■ What is asked
Return each line containing "Extract".

Dataset items
*-*-*
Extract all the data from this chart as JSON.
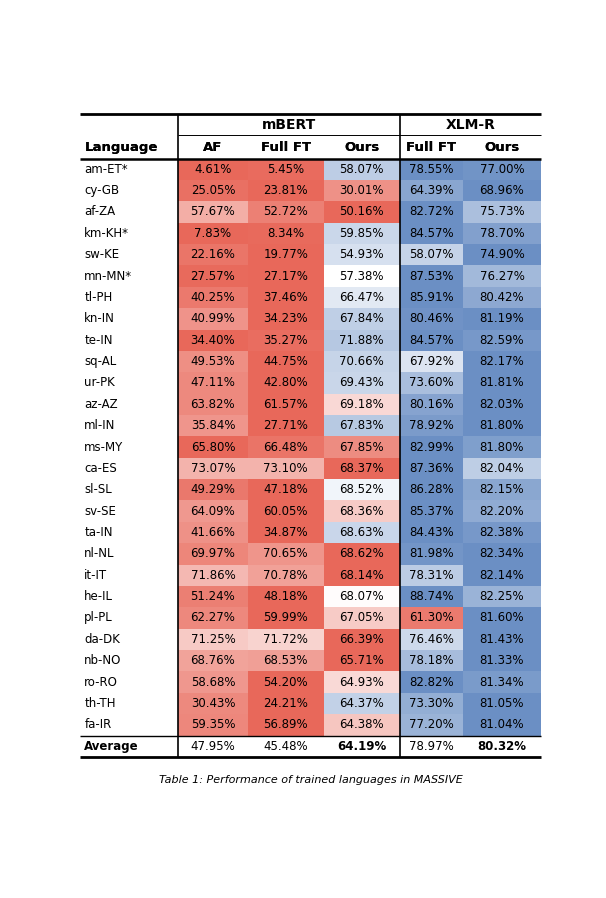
{
  "rows": [
    [
      "am-ET*",
      4.61,
      5.45,
      58.07,
      78.55,
      77.0
    ],
    [
      "cy-GB",
      25.05,
      23.81,
      30.01,
      64.39,
      68.96
    ],
    [
      "af-ZA",
      57.67,
      52.72,
      50.16,
      82.72,
      75.73
    ],
    [
      "km-KH*",
      7.83,
      8.34,
      59.85,
      84.57,
      78.7
    ],
    [
      "sw-KE",
      22.16,
      19.77,
      54.93,
      58.07,
      74.9
    ],
    [
      "mn-MN*",
      27.57,
      27.17,
      57.38,
      87.53,
      76.27
    ],
    [
      "tl-PH",
      40.25,
      37.46,
      66.47,
      85.91,
      80.42
    ],
    [
      "kn-IN",
      40.99,
      34.23,
      67.84,
      80.46,
      81.19
    ],
    [
      "te-IN",
      34.4,
      35.27,
      71.88,
      84.57,
      82.59
    ],
    [
      "sq-AL",
      49.53,
      44.75,
      70.66,
      67.92,
      82.17
    ],
    [
      "ur-PK",
      47.11,
      42.8,
      69.43,
      73.6,
      81.81
    ],
    [
      "az-AZ",
      63.82,
      61.57,
      69.18,
      80.16,
      82.03
    ],
    [
      "ml-IN",
      35.84,
      27.71,
      67.83,
      78.92,
      81.8
    ],
    [
      "ms-MY",
      65.8,
      66.48,
      67.85,
      82.99,
      81.8
    ],
    [
      "ca-ES",
      73.07,
      73.1,
      68.37,
      87.36,
      82.04
    ],
    [
      "sl-SL",
      49.29,
      47.18,
      68.52,
      86.28,
      82.15
    ],
    [
      "sv-SE",
      64.09,
      60.05,
      68.36,
      85.37,
      82.2
    ],
    [
      "ta-IN",
      41.66,
      34.87,
      68.63,
      84.43,
      82.38
    ],
    [
      "nl-NL",
      69.97,
      70.65,
      68.62,
      81.98,
      82.34
    ],
    [
      "it-IT",
      71.86,
      70.78,
      68.14,
      78.31,
      82.14
    ],
    [
      "he-IL",
      51.24,
      48.18,
      68.07,
      88.74,
      82.25
    ],
    [
      "pl-PL",
      62.27,
      59.99,
      67.05,
      61.3,
      81.6
    ],
    [
      "da-DK",
      71.25,
      71.72,
      66.39,
      76.46,
      81.43
    ],
    [
      "nb-NO",
      68.76,
      68.53,
      65.71,
      78.18,
      81.33
    ],
    [
      "ro-RO",
      58.68,
      54.2,
      64.93,
      82.82,
      81.34
    ],
    [
      "th-TH",
      30.43,
      24.21,
      64.37,
      73.3,
      81.05
    ],
    [
      "fa-IR",
      59.35,
      56.89,
      64.38,
      77.2,
      81.04
    ]
  ],
  "average": [
    "Average",
    47.95,
    45.48,
    64.19,
    78.97,
    80.32
  ],
  "red": [
    232,
    104,
    90
  ],
  "white": [
    255,
    255,
    255
  ],
  "blue": [
    107,
    143,
    196
  ],
  "light_blue_bg": [
    200,
    220,
    240
  ],
  "header_bg": [
    255,
    255,
    255
  ]
}
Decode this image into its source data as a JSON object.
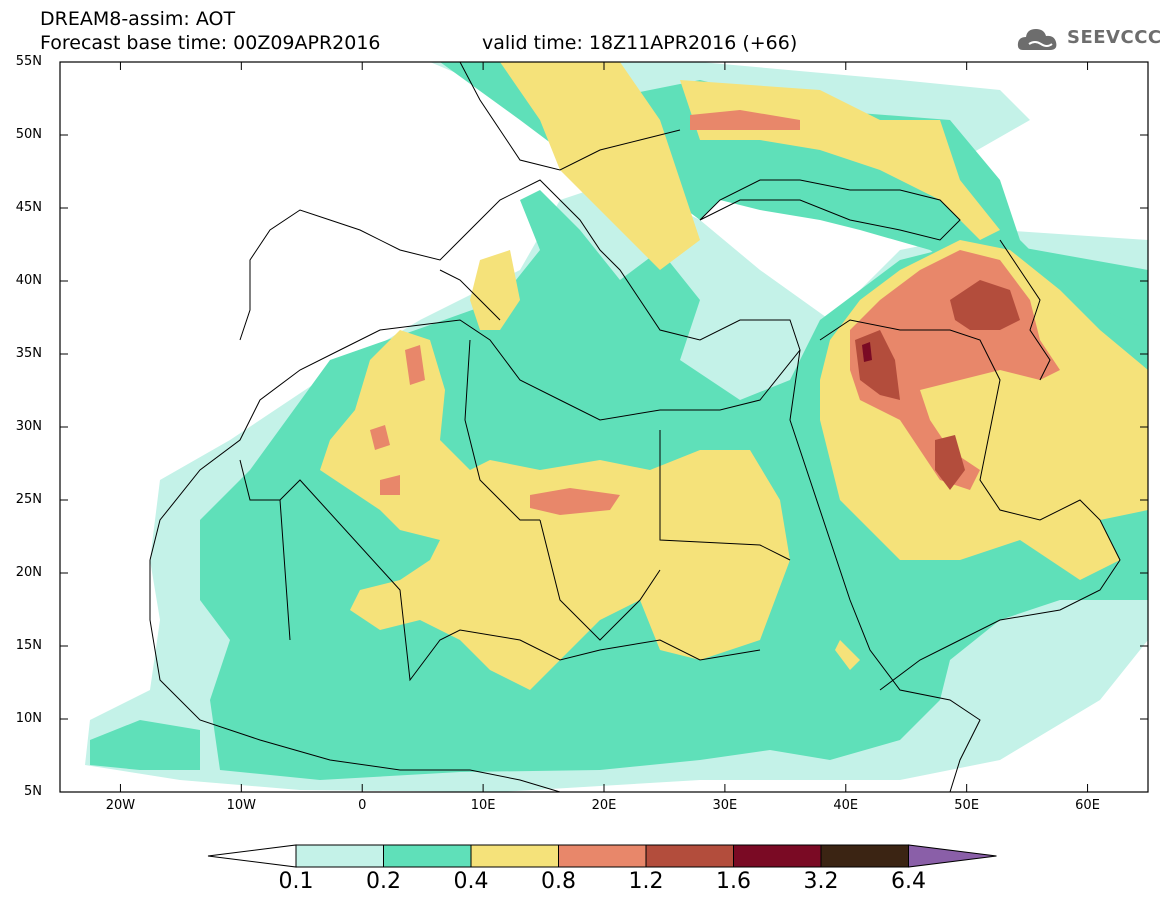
{
  "header": {
    "line1": "DREAM8-assim: AOT",
    "line2": "Forecast base time: 00Z09APR2016",
    "line2b": "valid time: 18Z11APR2016 (+66)",
    "logo_text": "SEEVCCC"
  },
  "map": {
    "lat_labels": [
      "55N",
      "50N",
      "45N",
      "40N",
      "35N",
      "30N",
      "25N",
      "20N",
      "15N",
      "10N",
      "5N"
    ],
    "lon_labels": [
      "20W",
      "10W",
      "0",
      "10E",
      "20E",
      "30E",
      "40E",
      "50E",
      "60E"
    ],
    "lon_range": [
      -25,
      65
    ],
    "lat_range": [
      5,
      55
    ]
  },
  "colorbar": {
    "levels": [
      "0.1",
      "0.2",
      "0.4",
      "0.8",
      "1.2",
      "1.6",
      "3.2",
      "6.4"
    ],
    "colors": [
      "#c4f2e8",
      "#5fe0b9",
      "#f5e27a",
      "#e8876a",
      "#b34d3c",
      "#7a0a24",
      "#3b2413",
      "#8a5fa8"
    ]
  },
  "colors": {
    "level1": "#c4f2e8",
    "level2": "#5fe0b9",
    "level3": "#f5e27a",
    "level4": "#e8876a",
    "level5": "#b34d3c",
    "level6": "#7a0a24"
  }
}
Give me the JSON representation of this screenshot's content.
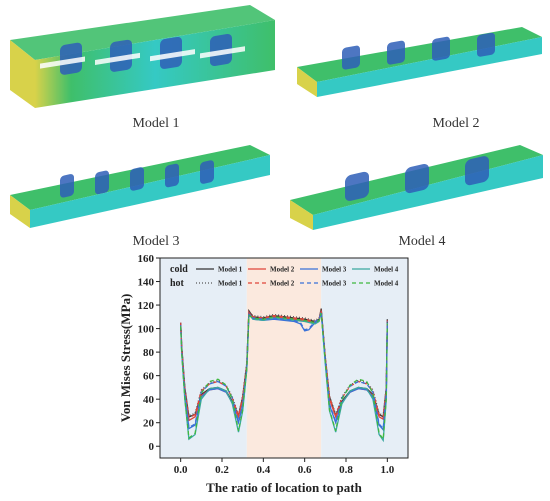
{
  "models": [
    {
      "label": "Model 1"
    },
    {
      "label": "Model 2"
    },
    {
      "label": "Model 3"
    },
    {
      "label": "Model 4"
    }
  ],
  "colors": {
    "region_outer": "#e6eef6",
    "region_middle": "#fbe9de",
    "mesh_green": "#3fbf6a",
    "mesh_blue": "#2f5fb8",
    "mesh_yellow": "#d8d24a",
    "mesh_cyan": "#35c9c4"
  },
  "chart_data": {
    "type": "line",
    "title": "",
    "xlabel": "The ratio of location to path",
    "ylabel": "Von Mises Stress(MPa)",
    "xlim": [
      -0.1,
      1.1
    ],
    "ylim": [
      -10,
      160
    ],
    "xticks": [
      "0.0",
      "0.2",
      "0.4",
      "0.6",
      "0.8",
      "1.0"
    ],
    "yticks": [
      "0",
      "20",
      "40",
      "60",
      "80",
      "100",
      "120",
      "140",
      "160"
    ],
    "regions": [
      {
        "x0": -0.1,
        "x1": 0.32,
        "color": "#e6eef6"
      },
      {
        "x0": 0.32,
        "x1": 0.68,
        "color": "#fbe9de"
      },
      {
        "x0": 0.68,
        "x1": 1.1,
        "color": "#e6eef6"
      }
    ],
    "legend_groups": [
      "cold",
      "hot"
    ],
    "series": [
      {
        "name": "Model 1",
        "group": "cold",
        "color": "#333333",
        "dash": "",
        "x": [
          0.0,
          0.005,
          0.02,
          0.04,
          0.07,
          0.1,
          0.14,
          0.18,
          0.22,
          0.25,
          0.28,
          0.3,
          0.32,
          0.33,
          0.35,
          0.4,
          0.45,
          0.5,
          0.55,
          0.6,
          0.65,
          0.67,
          0.68,
          0.7,
          0.72,
          0.75,
          0.78,
          0.82,
          0.86,
          0.9,
          0.93,
          0.96,
          0.98,
          0.995,
          1.0
        ],
        "y": [
          105,
          85,
          50,
          25,
          27,
          44,
          49,
          50,
          47,
          38,
          26,
          42,
          70,
          115,
          110,
          109,
          111,
          110,
          109,
          108,
          106,
          108,
          117,
          75,
          42,
          26,
          38,
          47,
          50,
          49,
          44,
          27,
          25,
          50,
          108
        ]
      },
      {
        "name": "Model 2",
        "group": "cold",
        "color": "#e0463a",
        "dash": "",
        "x": [
          0.0,
          0.005,
          0.02,
          0.04,
          0.07,
          0.1,
          0.14,
          0.18,
          0.22,
          0.25,
          0.28,
          0.3,
          0.32,
          0.33,
          0.35,
          0.4,
          0.45,
          0.5,
          0.55,
          0.6,
          0.65,
          0.67,
          0.68,
          0.7,
          0.72,
          0.75,
          0.78,
          0.82,
          0.86,
          0.9,
          0.93,
          0.96,
          0.98,
          0.995,
          1.0
        ],
        "y": [
          105,
          84,
          48,
          22,
          25,
          43,
          48,
          49,
          46,
          37,
          25,
          40,
          68,
          114,
          109,
          108,
          110,
          109,
          108,
          107,
          105,
          107,
          116,
          74,
          40,
          25,
          37,
          46,
          49,
          48,
          43,
          25,
          23,
          48,
          107
        ]
      },
      {
        "name": "Model 3",
        "group": "cold",
        "color": "#3a72d8",
        "dash": "",
        "x": [
          0.0,
          0.005,
          0.02,
          0.04,
          0.07,
          0.1,
          0.14,
          0.18,
          0.22,
          0.25,
          0.28,
          0.3,
          0.32,
          0.33,
          0.35,
          0.4,
          0.45,
          0.5,
          0.55,
          0.58,
          0.6,
          0.62,
          0.65,
          0.67,
          0.68,
          0.7,
          0.72,
          0.75,
          0.78,
          0.82,
          0.86,
          0.9,
          0.93,
          0.96,
          0.98,
          0.995,
          1.0
        ],
        "y": [
          104,
          82,
          45,
          15,
          18,
          42,
          48,
          49,
          46,
          37,
          20,
          35,
          66,
          113,
          108,
          107,
          108,
          107,
          106,
          104,
          98,
          99,
          105,
          107,
          115,
          72,
          35,
          20,
          37,
          46,
          49,
          48,
          42,
          18,
          14,
          45,
          106
        ]
      },
      {
        "name": "Model 4",
        "group": "cold",
        "color": "#3aa8a0",
        "dash": "",
        "x": [
          0.0,
          0.005,
          0.02,
          0.04,
          0.07,
          0.1,
          0.14,
          0.18,
          0.22,
          0.25,
          0.28,
          0.3,
          0.32,
          0.33,
          0.35,
          0.4,
          0.45,
          0.5,
          0.55,
          0.6,
          0.65,
          0.67,
          0.68,
          0.7,
          0.72,
          0.75,
          0.78,
          0.82,
          0.86,
          0.9,
          0.93,
          0.96,
          0.98,
          0.995,
          1.0
        ],
        "y": [
          103,
          80,
          40,
          6,
          10,
          40,
          49,
          50,
          47,
          36,
          12,
          30,
          65,
          112,
          108,
          107,
          109,
          108,
          107,
          106,
          104,
          106,
          114,
          70,
          30,
          12,
          36,
          47,
          50,
          49,
          40,
          10,
          5,
          40,
          105
        ]
      },
      {
        "name": "Model 1",
        "group": "hot",
        "color": "#555555",
        "dash": "1,2",
        "x": [
          0.0,
          0.005,
          0.02,
          0.04,
          0.07,
          0.1,
          0.14,
          0.18,
          0.22,
          0.25,
          0.28,
          0.3,
          0.32,
          0.33,
          0.35,
          0.4,
          0.45,
          0.5,
          0.55,
          0.6,
          0.65,
          0.67,
          0.68,
          0.7,
          0.72,
          0.75,
          0.78,
          0.82,
          0.86,
          0.9,
          0.93,
          0.96,
          0.98,
          0.995,
          1.0
        ],
        "y": [
          104,
          84,
          50,
          26,
          28,
          48,
          54,
          56,
          52,
          42,
          27,
          43,
          71,
          114,
          111,
          110,
          112,
          111,
          110,
          109,
          107,
          109,
          116,
          76,
          43,
          27,
          42,
          52,
          56,
          54,
          48,
          28,
          26,
          50,
          107
        ]
      },
      {
        "name": "Model 2",
        "group": "hot",
        "color": "#e0463a",
        "dash": "4,3",
        "x": [
          0.0,
          0.005,
          0.02,
          0.04,
          0.07,
          0.1,
          0.14,
          0.18,
          0.22,
          0.25,
          0.28,
          0.3,
          0.32,
          0.33,
          0.35,
          0.4,
          0.45,
          0.5,
          0.55,
          0.6,
          0.65,
          0.67,
          0.68,
          0.7,
          0.72,
          0.75,
          0.78,
          0.82,
          0.86,
          0.9,
          0.93,
          0.96,
          0.98,
          0.995,
          1.0
        ],
        "y": [
          104,
          83,
          49,
          24,
          27,
          47,
          53,
          55,
          51,
          41,
          26,
          42,
          70,
          113,
          110,
          109,
          111,
          110,
          109,
          108,
          106,
          108,
          115,
          75,
          42,
          26,
          41,
          51,
          55,
          53,
          47,
          27,
          24,
          49,
          106
        ]
      },
      {
        "name": "Model 3",
        "group": "hot",
        "color": "#3a72d8",
        "dash": "4,3",
        "x": [
          0.0,
          0.005,
          0.02,
          0.04,
          0.07,
          0.1,
          0.14,
          0.18,
          0.22,
          0.25,
          0.28,
          0.3,
          0.32,
          0.33,
          0.35,
          0.4,
          0.45,
          0.5,
          0.55,
          0.58,
          0.6,
          0.62,
          0.65,
          0.67,
          0.68,
          0.7,
          0.72,
          0.75,
          0.78,
          0.82,
          0.86,
          0.9,
          0.93,
          0.96,
          0.98,
          0.995,
          1.0
        ],
        "y": [
          103,
          81,
          46,
          16,
          19,
          46,
          53,
          55,
          51,
          41,
          21,
          36,
          67,
          112,
          109,
          108,
          109,
          108,
          107,
          105,
          99,
          100,
          106,
          108,
          114,
          73,
          36,
          21,
          41,
          51,
          55,
          53,
          46,
          19,
          15,
          46,
          105
        ]
      },
      {
        "name": "Model 4",
        "group": "hot",
        "color": "#3fb83f",
        "dash": "4,3",
        "x": [
          0.0,
          0.005,
          0.02,
          0.04,
          0.07,
          0.1,
          0.14,
          0.18,
          0.22,
          0.25,
          0.28,
          0.3,
          0.32,
          0.33,
          0.35,
          0.4,
          0.45,
          0.5,
          0.55,
          0.6,
          0.65,
          0.67,
          0.68,
          0.7,
          0.72,
          0.75,
          0.78,
          0.82,
          0.86,
          0.9,
          0.93,
          0.96,
          0.98,
          0.995,
          1.0
        ],
        "y": [
          102,
          79,
          41,
          7,
          11,
          45,
          55,
          57,
          52,
          40,
          13,
          31,
          66,
          111,
          109,
          108,
          110,
          109,
          108,
          107,
          105,
          107,
          113,
          71,
          31,
          13,
          40,
          52,
          57,
          55,
          45,
          11,
          6,
          41,
          104
        ]
      }
    ]
  }
}
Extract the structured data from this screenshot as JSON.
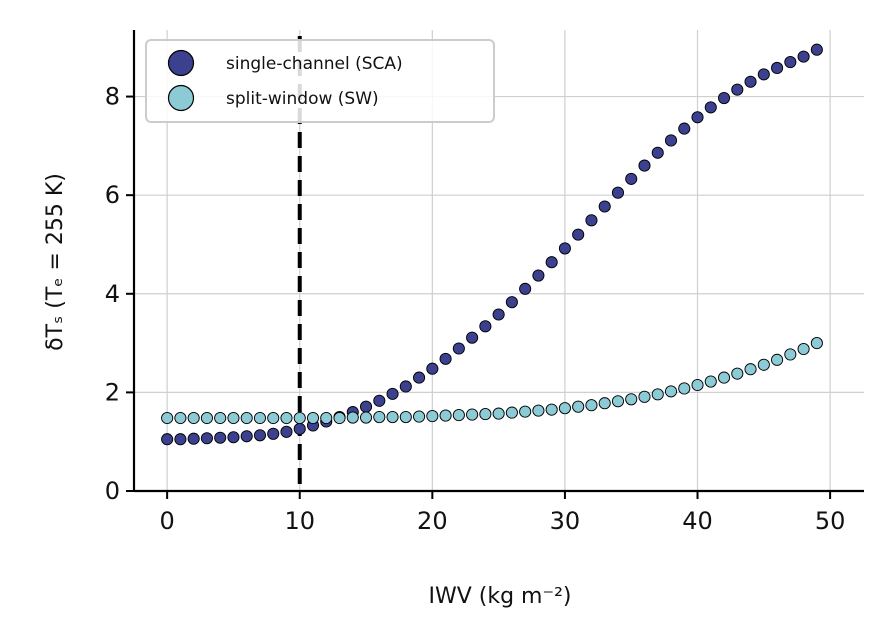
*-*-*
■ The output
Extract all the data from this chart as JSON.
Extract the structured data from this screenshot as JSON.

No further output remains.